- _Dataset content_
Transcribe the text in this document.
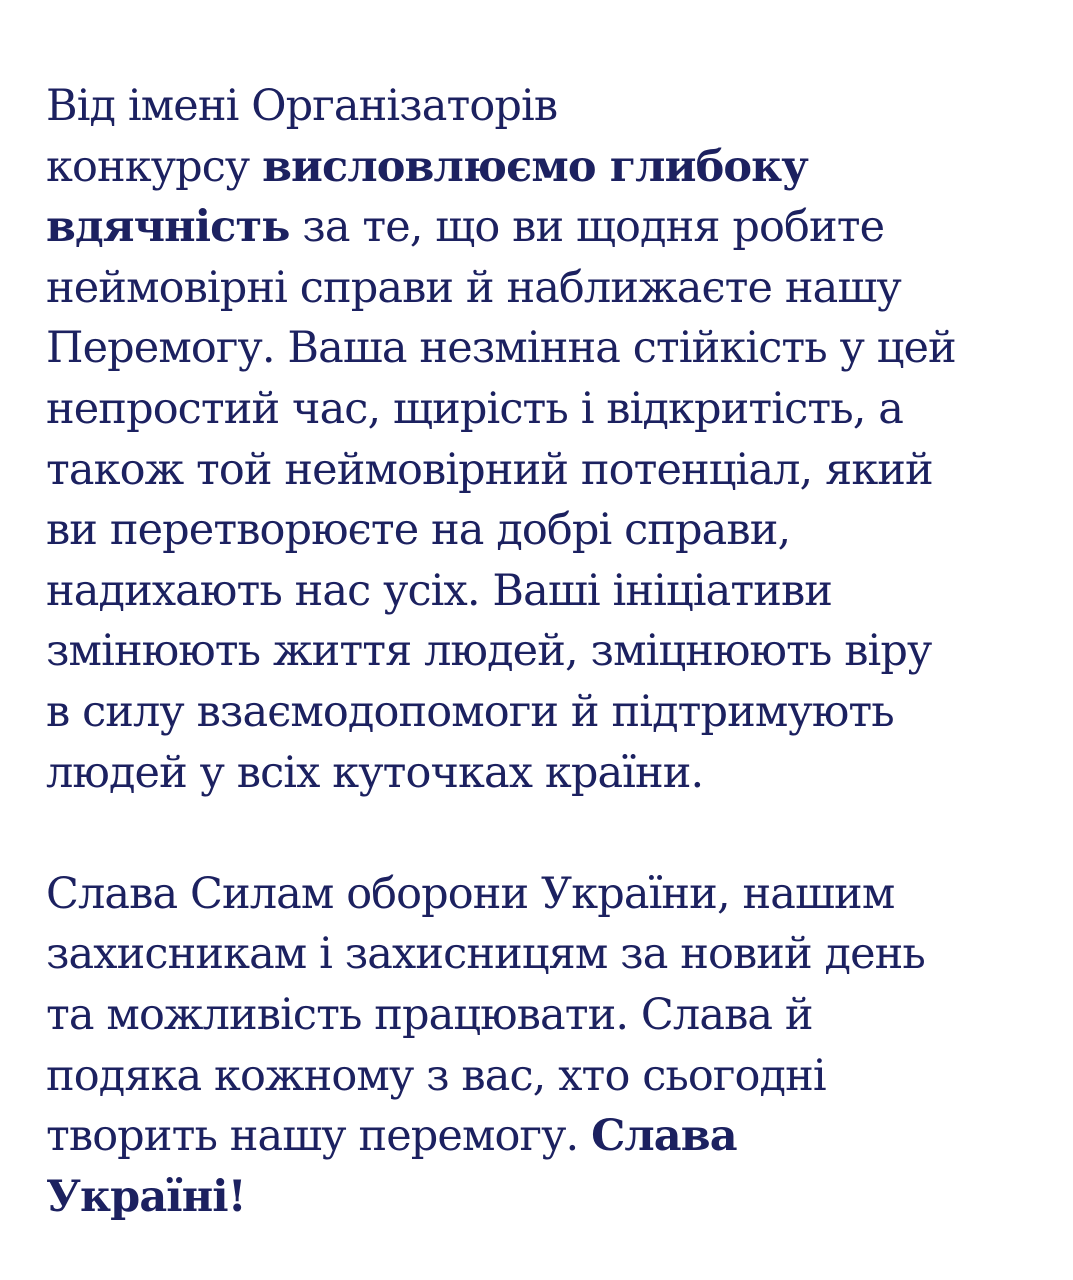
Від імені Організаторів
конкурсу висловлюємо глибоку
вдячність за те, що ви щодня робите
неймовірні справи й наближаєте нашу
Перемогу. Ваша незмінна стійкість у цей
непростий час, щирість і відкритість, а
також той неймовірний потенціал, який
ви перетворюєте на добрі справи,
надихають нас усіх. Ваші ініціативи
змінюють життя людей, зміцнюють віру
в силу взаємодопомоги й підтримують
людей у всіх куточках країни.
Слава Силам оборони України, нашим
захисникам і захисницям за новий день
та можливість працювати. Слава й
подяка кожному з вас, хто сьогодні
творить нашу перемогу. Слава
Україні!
==
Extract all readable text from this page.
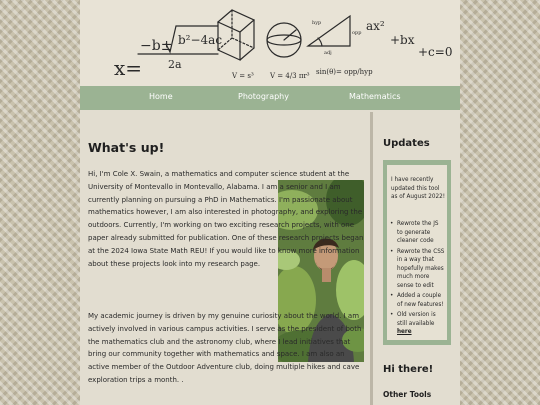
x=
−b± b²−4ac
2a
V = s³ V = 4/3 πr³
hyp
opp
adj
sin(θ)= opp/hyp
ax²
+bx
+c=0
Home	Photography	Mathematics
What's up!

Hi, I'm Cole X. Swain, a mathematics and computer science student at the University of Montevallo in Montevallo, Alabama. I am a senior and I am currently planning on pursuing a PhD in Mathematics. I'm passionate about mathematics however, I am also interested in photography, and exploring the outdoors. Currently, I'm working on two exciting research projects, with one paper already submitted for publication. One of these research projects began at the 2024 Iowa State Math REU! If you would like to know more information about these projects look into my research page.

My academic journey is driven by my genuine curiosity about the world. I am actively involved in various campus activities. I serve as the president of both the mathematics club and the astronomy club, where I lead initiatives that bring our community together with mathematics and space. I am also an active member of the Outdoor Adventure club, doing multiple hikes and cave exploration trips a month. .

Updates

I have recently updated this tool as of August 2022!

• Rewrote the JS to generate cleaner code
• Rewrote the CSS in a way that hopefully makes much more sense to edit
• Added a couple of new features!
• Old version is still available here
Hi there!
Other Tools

- _The exercise_
Find every line that holds "this" and copy it.

- _Correct answer_
Transcribe the text in this document.
Extract all readable text from this page.
I have recently updated this tool as of August 2022!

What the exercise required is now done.